→ **Material for this task**
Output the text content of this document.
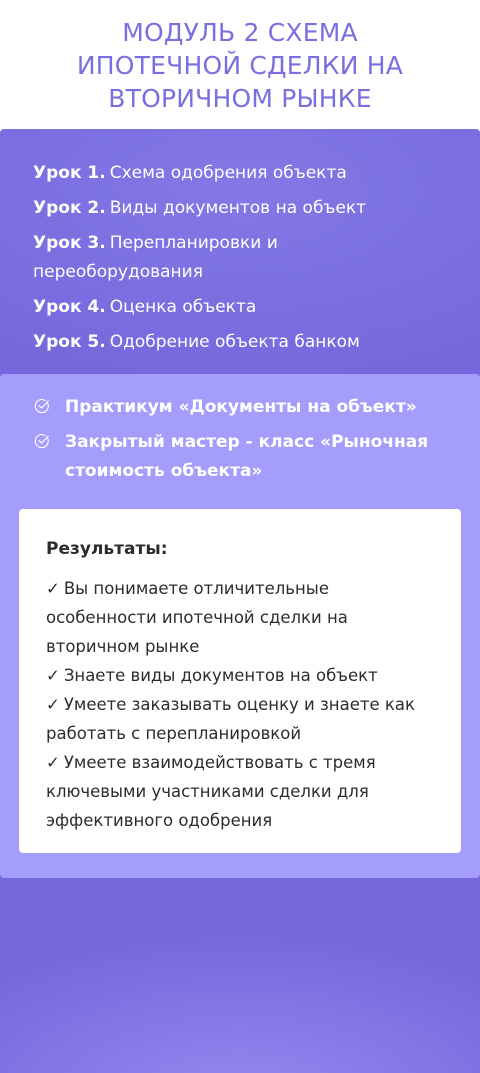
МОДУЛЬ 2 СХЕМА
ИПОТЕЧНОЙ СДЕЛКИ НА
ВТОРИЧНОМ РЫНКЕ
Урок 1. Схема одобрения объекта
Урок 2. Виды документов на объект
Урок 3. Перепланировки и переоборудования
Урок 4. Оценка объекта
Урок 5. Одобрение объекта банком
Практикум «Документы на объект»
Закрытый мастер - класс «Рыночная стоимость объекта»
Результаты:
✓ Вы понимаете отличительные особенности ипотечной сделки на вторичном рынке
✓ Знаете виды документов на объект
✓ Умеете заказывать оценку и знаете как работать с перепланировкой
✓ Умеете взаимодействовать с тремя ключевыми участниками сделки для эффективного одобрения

* * *

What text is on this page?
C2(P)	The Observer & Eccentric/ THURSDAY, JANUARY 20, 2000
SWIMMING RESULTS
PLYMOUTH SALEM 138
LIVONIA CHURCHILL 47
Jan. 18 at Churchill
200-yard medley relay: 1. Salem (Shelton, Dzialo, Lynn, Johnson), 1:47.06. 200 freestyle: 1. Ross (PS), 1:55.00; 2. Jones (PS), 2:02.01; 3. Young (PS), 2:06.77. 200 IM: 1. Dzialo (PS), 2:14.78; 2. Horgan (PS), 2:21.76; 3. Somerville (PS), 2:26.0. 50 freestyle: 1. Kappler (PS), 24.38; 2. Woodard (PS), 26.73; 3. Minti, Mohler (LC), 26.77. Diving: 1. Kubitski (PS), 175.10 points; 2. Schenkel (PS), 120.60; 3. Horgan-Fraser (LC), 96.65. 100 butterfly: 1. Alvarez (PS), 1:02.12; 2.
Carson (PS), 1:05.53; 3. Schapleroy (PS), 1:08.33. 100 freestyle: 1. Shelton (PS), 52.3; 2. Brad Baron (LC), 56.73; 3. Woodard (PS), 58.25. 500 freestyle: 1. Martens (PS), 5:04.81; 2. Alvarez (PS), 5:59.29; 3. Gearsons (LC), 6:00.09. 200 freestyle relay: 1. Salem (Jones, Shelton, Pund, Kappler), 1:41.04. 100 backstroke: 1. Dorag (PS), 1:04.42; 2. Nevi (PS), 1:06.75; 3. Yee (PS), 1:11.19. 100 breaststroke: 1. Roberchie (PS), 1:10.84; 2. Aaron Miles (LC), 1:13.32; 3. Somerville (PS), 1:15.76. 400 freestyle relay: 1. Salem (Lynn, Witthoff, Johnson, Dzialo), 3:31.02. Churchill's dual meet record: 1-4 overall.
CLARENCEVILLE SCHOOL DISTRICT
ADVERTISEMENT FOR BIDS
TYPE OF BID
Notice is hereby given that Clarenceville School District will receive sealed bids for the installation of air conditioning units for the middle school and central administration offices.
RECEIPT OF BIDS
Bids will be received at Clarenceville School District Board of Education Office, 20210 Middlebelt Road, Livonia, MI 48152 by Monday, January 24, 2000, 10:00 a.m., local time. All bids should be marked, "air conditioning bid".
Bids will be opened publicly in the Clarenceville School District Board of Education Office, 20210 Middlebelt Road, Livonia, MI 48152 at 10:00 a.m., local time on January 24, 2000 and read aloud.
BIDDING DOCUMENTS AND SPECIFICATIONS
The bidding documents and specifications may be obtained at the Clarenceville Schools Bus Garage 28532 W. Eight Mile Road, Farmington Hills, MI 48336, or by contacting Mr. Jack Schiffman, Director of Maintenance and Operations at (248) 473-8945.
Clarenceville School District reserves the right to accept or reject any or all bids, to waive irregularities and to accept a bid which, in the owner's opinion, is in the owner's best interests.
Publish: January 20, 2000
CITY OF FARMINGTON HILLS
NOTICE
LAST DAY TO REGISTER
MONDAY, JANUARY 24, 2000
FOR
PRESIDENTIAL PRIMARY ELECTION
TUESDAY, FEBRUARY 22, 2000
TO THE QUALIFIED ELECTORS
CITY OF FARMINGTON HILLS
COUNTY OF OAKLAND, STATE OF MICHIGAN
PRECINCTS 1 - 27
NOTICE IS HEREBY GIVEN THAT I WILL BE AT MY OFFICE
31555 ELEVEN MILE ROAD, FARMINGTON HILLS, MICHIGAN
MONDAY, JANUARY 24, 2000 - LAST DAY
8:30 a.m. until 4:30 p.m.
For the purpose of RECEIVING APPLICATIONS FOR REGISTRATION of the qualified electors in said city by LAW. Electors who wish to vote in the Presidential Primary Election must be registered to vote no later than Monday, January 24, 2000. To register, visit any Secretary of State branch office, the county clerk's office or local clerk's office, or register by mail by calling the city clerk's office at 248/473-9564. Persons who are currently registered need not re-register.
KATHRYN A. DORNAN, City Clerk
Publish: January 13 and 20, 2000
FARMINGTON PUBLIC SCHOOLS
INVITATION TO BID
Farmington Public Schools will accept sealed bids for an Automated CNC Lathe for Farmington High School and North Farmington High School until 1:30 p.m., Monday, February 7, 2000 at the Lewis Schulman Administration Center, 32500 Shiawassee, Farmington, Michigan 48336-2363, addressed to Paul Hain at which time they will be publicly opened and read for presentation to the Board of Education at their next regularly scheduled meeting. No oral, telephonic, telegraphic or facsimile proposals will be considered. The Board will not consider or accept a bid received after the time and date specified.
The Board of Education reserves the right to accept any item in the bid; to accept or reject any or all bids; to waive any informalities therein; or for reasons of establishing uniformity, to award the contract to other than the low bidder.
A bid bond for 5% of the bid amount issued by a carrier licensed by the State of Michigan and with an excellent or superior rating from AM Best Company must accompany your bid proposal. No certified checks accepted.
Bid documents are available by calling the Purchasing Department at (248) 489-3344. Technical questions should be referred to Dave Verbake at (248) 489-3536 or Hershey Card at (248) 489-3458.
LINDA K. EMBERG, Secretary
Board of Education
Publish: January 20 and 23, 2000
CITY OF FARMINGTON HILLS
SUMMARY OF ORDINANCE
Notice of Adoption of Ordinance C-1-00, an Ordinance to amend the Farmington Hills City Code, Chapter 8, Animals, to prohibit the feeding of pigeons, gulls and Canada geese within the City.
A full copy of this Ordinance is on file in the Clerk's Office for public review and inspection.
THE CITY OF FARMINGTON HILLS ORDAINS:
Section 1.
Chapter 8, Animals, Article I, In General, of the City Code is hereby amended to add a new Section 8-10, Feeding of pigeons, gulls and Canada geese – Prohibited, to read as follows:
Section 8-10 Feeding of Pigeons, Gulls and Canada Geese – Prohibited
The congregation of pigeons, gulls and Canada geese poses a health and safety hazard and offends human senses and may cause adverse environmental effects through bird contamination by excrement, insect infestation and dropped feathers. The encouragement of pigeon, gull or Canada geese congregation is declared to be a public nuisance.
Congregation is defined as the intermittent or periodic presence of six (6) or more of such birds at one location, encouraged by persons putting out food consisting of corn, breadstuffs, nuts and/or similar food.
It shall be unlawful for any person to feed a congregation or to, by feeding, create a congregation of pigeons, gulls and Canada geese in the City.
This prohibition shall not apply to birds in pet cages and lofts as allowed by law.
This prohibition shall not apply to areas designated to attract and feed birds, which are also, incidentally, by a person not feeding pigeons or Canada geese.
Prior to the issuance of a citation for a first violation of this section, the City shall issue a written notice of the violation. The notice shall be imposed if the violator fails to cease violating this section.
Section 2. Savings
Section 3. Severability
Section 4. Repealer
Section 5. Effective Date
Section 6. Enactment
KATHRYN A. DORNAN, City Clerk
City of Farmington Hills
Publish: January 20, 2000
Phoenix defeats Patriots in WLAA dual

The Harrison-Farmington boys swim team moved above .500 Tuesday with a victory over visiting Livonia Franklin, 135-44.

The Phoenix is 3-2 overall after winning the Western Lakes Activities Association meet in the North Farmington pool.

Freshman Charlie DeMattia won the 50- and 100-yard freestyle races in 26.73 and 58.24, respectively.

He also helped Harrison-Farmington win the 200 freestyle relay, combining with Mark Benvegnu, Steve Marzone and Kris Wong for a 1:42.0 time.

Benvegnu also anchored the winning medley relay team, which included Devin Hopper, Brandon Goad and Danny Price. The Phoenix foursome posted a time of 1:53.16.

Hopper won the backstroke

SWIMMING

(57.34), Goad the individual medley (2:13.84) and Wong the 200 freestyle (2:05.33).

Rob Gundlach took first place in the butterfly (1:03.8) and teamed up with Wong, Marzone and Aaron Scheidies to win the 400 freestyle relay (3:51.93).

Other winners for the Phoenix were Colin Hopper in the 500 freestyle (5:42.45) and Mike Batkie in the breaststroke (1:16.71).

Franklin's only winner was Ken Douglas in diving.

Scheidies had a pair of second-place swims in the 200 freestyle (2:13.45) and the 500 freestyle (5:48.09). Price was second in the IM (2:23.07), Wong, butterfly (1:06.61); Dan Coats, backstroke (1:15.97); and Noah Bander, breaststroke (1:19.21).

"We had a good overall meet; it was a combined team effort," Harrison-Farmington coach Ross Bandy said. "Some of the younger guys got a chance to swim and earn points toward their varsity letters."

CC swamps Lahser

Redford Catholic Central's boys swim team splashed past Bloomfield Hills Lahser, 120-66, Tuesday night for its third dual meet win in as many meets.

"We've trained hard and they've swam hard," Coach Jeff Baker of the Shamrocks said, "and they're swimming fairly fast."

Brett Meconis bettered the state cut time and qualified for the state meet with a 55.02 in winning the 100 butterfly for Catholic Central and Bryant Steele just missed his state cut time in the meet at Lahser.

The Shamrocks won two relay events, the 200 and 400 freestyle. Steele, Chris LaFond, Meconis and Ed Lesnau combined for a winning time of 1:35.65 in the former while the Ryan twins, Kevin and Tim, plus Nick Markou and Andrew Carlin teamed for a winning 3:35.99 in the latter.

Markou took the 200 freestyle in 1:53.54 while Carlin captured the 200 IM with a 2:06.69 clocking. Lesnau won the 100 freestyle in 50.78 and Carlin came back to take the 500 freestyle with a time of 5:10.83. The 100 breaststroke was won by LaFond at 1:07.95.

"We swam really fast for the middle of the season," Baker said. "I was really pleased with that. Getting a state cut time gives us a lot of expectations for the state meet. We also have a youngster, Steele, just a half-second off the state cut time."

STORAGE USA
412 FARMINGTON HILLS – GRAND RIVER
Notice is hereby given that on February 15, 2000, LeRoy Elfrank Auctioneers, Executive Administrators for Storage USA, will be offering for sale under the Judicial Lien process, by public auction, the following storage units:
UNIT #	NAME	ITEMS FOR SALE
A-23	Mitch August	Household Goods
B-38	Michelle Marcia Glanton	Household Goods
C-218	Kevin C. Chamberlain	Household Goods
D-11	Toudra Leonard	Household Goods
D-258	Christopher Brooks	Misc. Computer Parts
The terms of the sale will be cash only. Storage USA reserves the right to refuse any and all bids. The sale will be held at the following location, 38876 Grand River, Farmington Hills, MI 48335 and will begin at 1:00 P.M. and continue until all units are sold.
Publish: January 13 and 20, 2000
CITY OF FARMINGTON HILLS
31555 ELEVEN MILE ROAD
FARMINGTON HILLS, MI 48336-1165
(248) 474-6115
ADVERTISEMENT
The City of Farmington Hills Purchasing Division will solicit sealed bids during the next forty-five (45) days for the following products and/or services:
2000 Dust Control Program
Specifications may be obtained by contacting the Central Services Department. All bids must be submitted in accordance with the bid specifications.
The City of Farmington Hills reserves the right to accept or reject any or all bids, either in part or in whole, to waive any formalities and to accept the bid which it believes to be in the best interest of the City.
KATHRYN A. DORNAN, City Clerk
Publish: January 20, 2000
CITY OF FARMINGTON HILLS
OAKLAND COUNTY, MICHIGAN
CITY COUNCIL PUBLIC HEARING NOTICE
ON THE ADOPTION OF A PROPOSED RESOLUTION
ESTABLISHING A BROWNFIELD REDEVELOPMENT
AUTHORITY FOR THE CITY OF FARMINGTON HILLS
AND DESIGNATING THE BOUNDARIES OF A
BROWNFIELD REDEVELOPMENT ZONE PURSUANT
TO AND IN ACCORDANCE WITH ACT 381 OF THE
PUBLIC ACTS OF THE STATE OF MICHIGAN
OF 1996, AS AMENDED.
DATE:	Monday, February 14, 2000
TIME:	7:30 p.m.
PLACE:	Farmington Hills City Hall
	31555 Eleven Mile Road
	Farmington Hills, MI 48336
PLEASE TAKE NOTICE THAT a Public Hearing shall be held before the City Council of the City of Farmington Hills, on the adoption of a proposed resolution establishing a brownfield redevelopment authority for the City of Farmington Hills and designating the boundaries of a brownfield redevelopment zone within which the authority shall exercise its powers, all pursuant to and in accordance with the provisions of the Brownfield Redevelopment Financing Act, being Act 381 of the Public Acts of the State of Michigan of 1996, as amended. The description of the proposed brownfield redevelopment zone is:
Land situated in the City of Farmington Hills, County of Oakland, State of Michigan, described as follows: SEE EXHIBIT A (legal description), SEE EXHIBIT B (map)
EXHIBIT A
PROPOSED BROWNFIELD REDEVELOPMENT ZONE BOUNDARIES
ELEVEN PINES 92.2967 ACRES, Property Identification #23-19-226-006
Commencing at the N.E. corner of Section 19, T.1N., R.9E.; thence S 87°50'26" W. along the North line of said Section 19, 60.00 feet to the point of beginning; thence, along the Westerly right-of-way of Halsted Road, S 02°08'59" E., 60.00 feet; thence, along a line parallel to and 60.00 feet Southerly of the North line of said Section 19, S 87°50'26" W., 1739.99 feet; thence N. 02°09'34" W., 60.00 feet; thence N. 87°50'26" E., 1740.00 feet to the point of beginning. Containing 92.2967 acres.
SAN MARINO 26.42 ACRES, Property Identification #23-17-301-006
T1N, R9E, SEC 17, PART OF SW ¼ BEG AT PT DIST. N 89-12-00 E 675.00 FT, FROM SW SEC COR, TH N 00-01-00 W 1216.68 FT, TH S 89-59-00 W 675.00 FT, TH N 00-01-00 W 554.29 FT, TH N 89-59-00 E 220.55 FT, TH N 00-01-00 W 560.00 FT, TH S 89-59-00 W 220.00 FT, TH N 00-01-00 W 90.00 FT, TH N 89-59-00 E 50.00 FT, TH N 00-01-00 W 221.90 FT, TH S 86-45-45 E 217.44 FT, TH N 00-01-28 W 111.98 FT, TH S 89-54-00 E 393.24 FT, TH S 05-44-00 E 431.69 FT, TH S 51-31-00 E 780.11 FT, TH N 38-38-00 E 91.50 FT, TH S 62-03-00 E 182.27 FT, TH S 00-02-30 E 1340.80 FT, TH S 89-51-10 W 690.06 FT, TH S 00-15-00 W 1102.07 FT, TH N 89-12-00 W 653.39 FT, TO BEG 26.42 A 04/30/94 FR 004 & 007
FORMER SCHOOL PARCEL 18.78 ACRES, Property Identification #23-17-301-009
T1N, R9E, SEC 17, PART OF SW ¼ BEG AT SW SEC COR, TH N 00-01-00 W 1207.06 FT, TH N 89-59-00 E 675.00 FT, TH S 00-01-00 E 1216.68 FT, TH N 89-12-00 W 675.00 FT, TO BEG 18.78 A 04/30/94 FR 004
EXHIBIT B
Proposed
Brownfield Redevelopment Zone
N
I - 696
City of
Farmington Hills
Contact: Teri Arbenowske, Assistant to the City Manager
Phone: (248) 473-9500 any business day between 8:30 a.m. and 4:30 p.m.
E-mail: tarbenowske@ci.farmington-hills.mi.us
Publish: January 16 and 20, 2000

→ **Directions**
Scan the data above; copy every line where "Scheidies" appears.

→ **Output of the exercise**
Rob Gundlach took first place in the butterfly (1:03.8) and teamed up with Wong, Marzone and Aaron Scheidies to win the 400 freestyle relay (3:51.93).
Scheidies had a pair of second-place swims in the 200 freestyle (2:13.45) and the 500 freestyle (5:48.09). Price was second in the IM (2:23.07), Wong, butterfly (1:06.61); Dan Coats, backstroke (1:15.97); and Noah Bander, breaststroke (1:19.21).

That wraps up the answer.